**Dataset records:**
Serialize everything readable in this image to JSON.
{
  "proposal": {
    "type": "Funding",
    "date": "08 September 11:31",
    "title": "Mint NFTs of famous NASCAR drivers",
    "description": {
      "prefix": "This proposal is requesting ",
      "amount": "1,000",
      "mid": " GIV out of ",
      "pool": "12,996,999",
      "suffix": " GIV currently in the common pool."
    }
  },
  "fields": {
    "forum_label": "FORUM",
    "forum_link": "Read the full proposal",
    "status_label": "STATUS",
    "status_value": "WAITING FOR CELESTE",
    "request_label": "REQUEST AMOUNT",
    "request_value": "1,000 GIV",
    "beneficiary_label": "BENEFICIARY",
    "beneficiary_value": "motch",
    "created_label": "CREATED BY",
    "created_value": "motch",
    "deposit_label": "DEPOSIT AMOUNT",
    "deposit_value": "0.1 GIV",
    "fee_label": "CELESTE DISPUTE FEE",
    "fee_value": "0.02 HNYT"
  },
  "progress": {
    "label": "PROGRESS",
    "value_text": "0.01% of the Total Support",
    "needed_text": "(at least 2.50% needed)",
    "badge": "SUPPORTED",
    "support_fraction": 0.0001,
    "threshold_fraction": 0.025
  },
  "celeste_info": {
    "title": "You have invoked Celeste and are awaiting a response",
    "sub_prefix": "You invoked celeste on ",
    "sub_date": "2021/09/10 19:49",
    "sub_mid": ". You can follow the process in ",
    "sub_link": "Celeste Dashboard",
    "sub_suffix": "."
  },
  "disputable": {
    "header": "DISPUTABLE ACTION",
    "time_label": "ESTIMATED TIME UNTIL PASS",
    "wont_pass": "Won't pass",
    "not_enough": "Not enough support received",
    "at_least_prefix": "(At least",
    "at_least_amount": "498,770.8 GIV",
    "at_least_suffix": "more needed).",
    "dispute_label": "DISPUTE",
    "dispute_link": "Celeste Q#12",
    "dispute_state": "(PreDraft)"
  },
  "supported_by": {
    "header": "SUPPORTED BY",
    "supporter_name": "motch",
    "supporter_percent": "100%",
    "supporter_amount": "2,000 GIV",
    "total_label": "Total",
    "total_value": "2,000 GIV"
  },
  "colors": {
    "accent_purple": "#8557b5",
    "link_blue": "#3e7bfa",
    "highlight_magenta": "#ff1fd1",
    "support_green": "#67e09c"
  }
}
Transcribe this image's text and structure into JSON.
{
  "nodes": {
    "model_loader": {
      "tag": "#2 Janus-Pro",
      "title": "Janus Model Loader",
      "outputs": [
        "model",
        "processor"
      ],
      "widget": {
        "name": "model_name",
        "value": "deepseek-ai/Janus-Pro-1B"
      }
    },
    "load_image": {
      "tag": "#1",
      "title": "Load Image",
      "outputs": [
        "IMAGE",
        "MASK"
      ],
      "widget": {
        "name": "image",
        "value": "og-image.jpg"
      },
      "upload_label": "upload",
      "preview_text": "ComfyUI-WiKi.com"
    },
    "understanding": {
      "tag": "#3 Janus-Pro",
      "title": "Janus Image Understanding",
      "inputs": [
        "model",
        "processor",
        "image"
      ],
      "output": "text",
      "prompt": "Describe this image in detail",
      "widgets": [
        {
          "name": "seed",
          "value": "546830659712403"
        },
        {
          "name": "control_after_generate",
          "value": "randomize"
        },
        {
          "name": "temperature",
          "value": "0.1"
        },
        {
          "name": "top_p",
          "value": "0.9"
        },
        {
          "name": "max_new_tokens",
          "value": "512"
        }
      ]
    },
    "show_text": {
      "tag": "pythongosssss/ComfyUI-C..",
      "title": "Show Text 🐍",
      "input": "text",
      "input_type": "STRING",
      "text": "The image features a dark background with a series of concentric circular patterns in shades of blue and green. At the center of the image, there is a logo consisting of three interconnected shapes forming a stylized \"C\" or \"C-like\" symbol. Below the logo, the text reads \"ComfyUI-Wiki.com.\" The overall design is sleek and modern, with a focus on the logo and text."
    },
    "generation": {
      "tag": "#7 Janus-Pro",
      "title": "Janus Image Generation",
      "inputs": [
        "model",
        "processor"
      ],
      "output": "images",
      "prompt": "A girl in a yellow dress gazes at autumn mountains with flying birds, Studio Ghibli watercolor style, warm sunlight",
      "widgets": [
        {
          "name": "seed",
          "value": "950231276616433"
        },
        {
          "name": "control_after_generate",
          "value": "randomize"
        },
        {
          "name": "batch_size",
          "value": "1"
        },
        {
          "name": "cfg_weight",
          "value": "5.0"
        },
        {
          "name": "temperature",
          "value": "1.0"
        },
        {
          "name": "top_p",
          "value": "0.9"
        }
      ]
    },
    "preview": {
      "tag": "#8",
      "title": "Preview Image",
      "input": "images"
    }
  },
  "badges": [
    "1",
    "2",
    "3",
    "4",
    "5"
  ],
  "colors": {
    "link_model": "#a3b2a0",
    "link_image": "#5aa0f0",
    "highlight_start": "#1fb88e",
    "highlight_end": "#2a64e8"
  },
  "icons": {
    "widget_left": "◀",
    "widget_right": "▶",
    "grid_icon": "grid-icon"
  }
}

**Written task:**
Transcribe the whole listing exactly.

**Final answer:**
Serialize everything readable in this image to JSON.
{
  "proposal": {
    "type": "Funding",
    "date": "08 September 11:31",
    "title": "Mint NFTs of famous NASCAR drivers",
    "description": {
      "prefix": "This proposal is requesting ",
      "amount": "1,000",
      "mid": " GIV out of ",
      "pool": "12,996,999",
      "suffix": " GIV currently in the common pool."
    }
  },
  "fields": {
    "forum_label": "FORUM",
    "forum_link": "Read the full proposal",
    "status_label": "STATUS",
    "status_value": "WAITING FOR CELESTE",
    "request_label": "REQUEST AMOUNT",
    "request_value": "1,000 GIV",
    "beneficiary_label": "BENEFICIARY",
    "beneficiary_value": "motch",
    "created_label": "CREATED BY",
    "created_value": "motch",
    "deposit_label": "DEPOSIT AMOUNT",
    "deposit_value": "0.1 GIV",
    "fee_label": "CELESTE DISPUTE FEE",
    "fee_value": "0.02 HNYT"
  },
  "progress": {
    "label": "PROGRESS",
    "value_text": "0.01% of the Total Support",
    "needed_text": "(at least 2.50% needed)",
    "badge": "SUPPORTED",
    "support_fraction": 0.0001,
    "threshold_fraction": 0.025
  },
  "celeste_info": {
    "title": "You have invoked Celeste and are awaiting a response",
    "sub_prefix": "You invoked celeste on ",
    "sub_date": "2021/09/10 19:49",
    "sub_mid": ". You can follow the process in ",
    "sub_link": "Celeste Dashboard",
    "sub_suffix": "."
  },
  "disputable": {
    "header": "DISPUTABLE ACTION",
    "time_label": "ESTIMATED TIME UNTIL PASS",
    "wont_pass": "Won't pass",
    "not_enough": "Not enough support received",
    "at_least_prefix": "(At least",
    "at_least_amount": "498,770.8 GIV",
    "at_least_suffix": "more needed).",
    "dispute_label": "DISPUTE",
    "dispute_link": "Celeste Q#12",
    "dispute_state": "(PreDraft)"
  },
  "supported_by": {
    "header": "SUPPORTED BY",
    "supporter_name": "motch",
    "supporter_percent": "100%",
    "supporter_amount": "2,000 GIV",
    "total_label": "Total",
    "total_value": "2,000 GIV"
  },
  "colors": {
    "accent_purple": "#8557b5",
    "link_blue": "#3e7bfa",
    "highlight_magenta": "#ff1fd1",
    "support_green": "#67e09c"
  }
}
Transcribe this image's text and structure into JSON.
{
  "nodes": {
    "model_loader": {
      "tag": "#2 Janus-Pro",
      "title": "Janus Model Loader",
      "outputs": [
        "model",
        "processor"
      ],
      "widget": {
        "name": "model_name",
        "value": "deepseek-ai/Janus-Pro-1B"
      }
    },
    "load_image": {
      "tag": "#1",
      "title": "Load Image",
      "outputs": [
        "IMAGE",
        "MASK"
      ],
      "widget": {
        "name": "image",
        "value": "og-image.jpg"
      },
      "upload_label": "upload",
      "preview_text": "ComfyUI-WiKi.com"
    },
    "understanding": {
      "tag": "#3 Janus-Pro",
      "title": "Janus Image Understanding",
      "inputs": [
        "model",
        "processor",
        "image"
      ],
      "output": "text",
      "prompt": "Describe this image in detail",
      "widgets": [
        {
          "name": "seed",
          "value": "546830659712403"
        },
        {
          "name": "control_after_generate",
          "value": "randomize"
        },
        {
          "name": "temperature",
          "value": "0.1"
        },
        {
          "name": "top_p",
          "value": "0.9"
        },
        {
          "name": "max_new_tokens",
          "value": "512"
        }
      ]
    },
    "show_text": {
      "tag": "pythongosssss/ComfyUI-C..",
      "title": "Show Text 🐍",
      "input": "text",
      "input_type": "STRING",
      "text": "The image features a dark background with a series of concentric circular patterns in shades of blue and green. At the center of the image, there is a logo consisting of three interconnected shapes forming a stylized \"C\" or \"C-like\" symbol. Below the logo, the text reads \"ComfyUI-Wiki.com.\" The overall design is sleek and modern, with a focus on the logo and text."
    },
    "generation": {
      "tag": "#7 Janus-Pro",
      "title": "Janus Image Generation",
      "inputs": [
        "model",
        "processor"
      ],
      "output": "images",
      "prompt": "A girl in a yellow dress gazes at autumn mountains with flying birds, Studio Ghibli watercolor style, warm sunlight",
      "widgets": [
        {
          "name": "seed",
          "value": "950231276616433"
        },
        {
          "name": "control_after_generate",
          "value": "randomize"
        },
        {
          "name": "batch_size",
          "value": "1"
        },
        {
          "name": "cfg_weight",
          "value": "5.0"
        },
        {
          "name": "temperature",
          "value": "1.0"
        },
        {
          "name": "top_p",
          "value": "0.9"
        }
      ]
    },
    "preview": {
      "tag": "#8",
      "title": "Preview Image",
      "input": "images"
    }
  },
  "badges": [
    "1",
    "2",
    "3",
    "4",
    "5"
  ],
  "colors": {
    "link_model": "#a3b2a0",
    "link_image": "#5aa0f0",
    "highlight_start": "#1fb88e",
    "highlight_end": "#2a64e8"
  },
  "icons": {
    "widget_left": "◀",
    "widget_right": "▶",
    "grid_icon": "grid-icon"
  }
}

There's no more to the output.